Dave Stewart recalls his fling with Stevie Nicks

Stevie Nicks & Dave Stewart

Dave Stewart recalls his fling with Stevie Nicks — and how it led to a hit with Tom Petty

In an exclusive excerpt from Sweet Dreams Are Made of This: A Life in Music, Dave Stewart’s scintillating memoir (Feb. 4, NAL), the former Eurythmics member recalls a wild night of love — and drugs — with Stevie Nicks (and the drama that followed)

Memoir Excerpt:

We continued touring America for the remainder of 1984. When Annie [Lennox] and I played the Wiltern Theatre in Los Angeles, the place was absolutely packed with half of the L.A. music industry and a host of famous ­musicians. There was hardly room for the general public. It was a wild show. There were a lot of ­musicians and ­singers backstage, and one of them was Stevie Nicks.

Stevie was in my dressing room doorway, wearing a faux-fur coat just like the first time I met Annie. Underneath she wore a black lace dress and she had long, flowing hair. I didn’t know who she was, but there was something about her that I was instantly attracted to. Stevie remembers that I looked her straight in the eye and said, “I want to be your ­boyfriend.” Little did I know that the day before, [The Eagles’] Joe Walsh and Stevie had had a big fight and had broken up. She invited me back to her house for a party, and 10 minutes later, still in full sweaty leather stage gear, I was in the back of a limo with Stevie and her backing singers. When we got there it wasn’t really a party: just Stevie and her singers being very speedy, ­laughing and talking. The house seemed enormous to me, so I wandered around, and when I came back to the ­living room, they had all disappeared into a bathroom for what seemed like hours. Actually it was hours. At around three in the morning, I ended up saying to myself, “OK, I’m really tired now and I have no idea where I am or which hotel Annie and the band are staying in.”

Dave Stewart and Stevie NicksI just went to bed in one of the four bedrooms upstairs. I woke up at about 5 a.m. to the sound of doors rustling open and in the half-light saw Stevie opening and closing closets, as if it was the middle of the afternoon. Obviously they were all still ­wide awake, aided, I imagine, by what we in England call “marching powder.” Stevie went back in the bathroom and about an hour later came out in a long Victorian ­nightdress and quietly slipped into the other side of the bed. Stevie is an incredibly talented, soulful and ­beautiful woman. There was a fair amount of what I’d call skirmishing that went on. I remember at one point actually falling backward out of bed onto the floor, which made us both laugh hysterically. Stevie recently told me that all she could see when she came out of the bathroom that night was a mound of black leather and chains on the floor and a wild head of hair poking out of the bed covers. I remember making love once, but she later told me we made love twice. And then she said, “I remember clearly because I was wide awake, wired on cocaine.” It was all very good-humored and sweet, but also romantic in a rock’n’roll kind of way.

◆ Brief
Continue the Dave Stewart memoir excerpt about Stevie Nicks above, picking up right after its final sentence.

◆ Data extract
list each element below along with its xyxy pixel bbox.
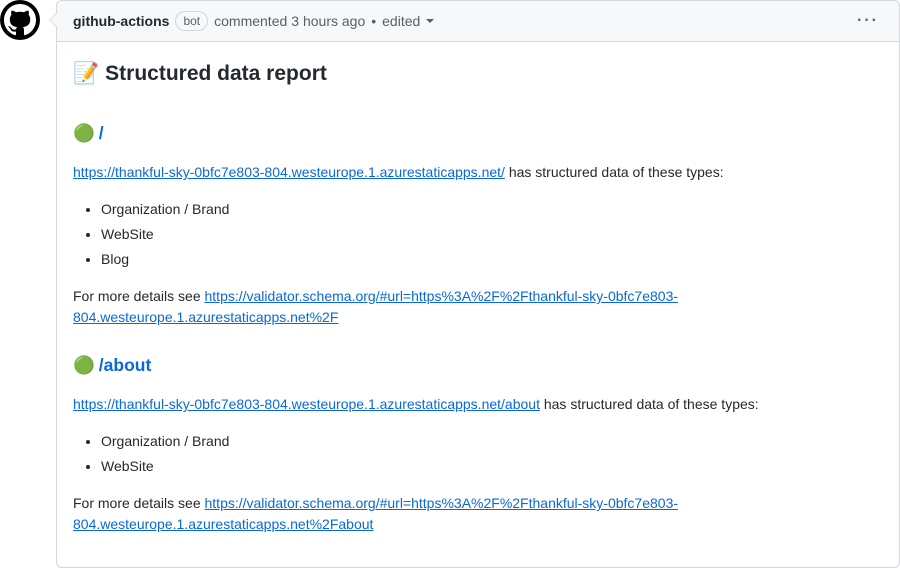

◆ Response
I was woken up at about 9:30 a.m. by Stevie saying I had to leave because someone might have been coming around to collect their clothes, and things could get tricky. I didn’t like the sound of “tricky,” so I phoned my management, found out where the band was ­staying and jumped in a cab.

After San Francisco we had some time off, and I decided to go back to L.A. to see Stevie again. Jimmy Iovine, the great producer who went on to start Interscope Records in the early ’90s, had invited me to stay with him at his house, and this was where it got interesting. I had no idea of the complexity of the relationships among Jimmy, Stevie Nicks and Tom Petty at the time. But I was soon to find out more than I ever imagined.

Jimmy had been living with Stevie in 1981 when he was producing her album Bella Donna, which was a huge success. Now he was working on her next album, except this time around they were not together. Stevie said later that it was because she was so addicted to drugs at that time.

I played Jimmy the demo of “Don’t Come Around Here No More” [which Stewart co-wrote and co-produced], and he said, “Wow! This is going to be great. Let’s make it for Stevie’s album.”

I jumped at the chance to work with Stevie, and we went right into the studio a few days later. When we started recording, Stevie was acting strangely and not really coming out of the bathroom much.

There seemed to have been quite a bit of friction between them. I had no idea that it was because they had been living together and were now broken up. Finally, Stevie appeared with her lyric book and started to sing into the microphone.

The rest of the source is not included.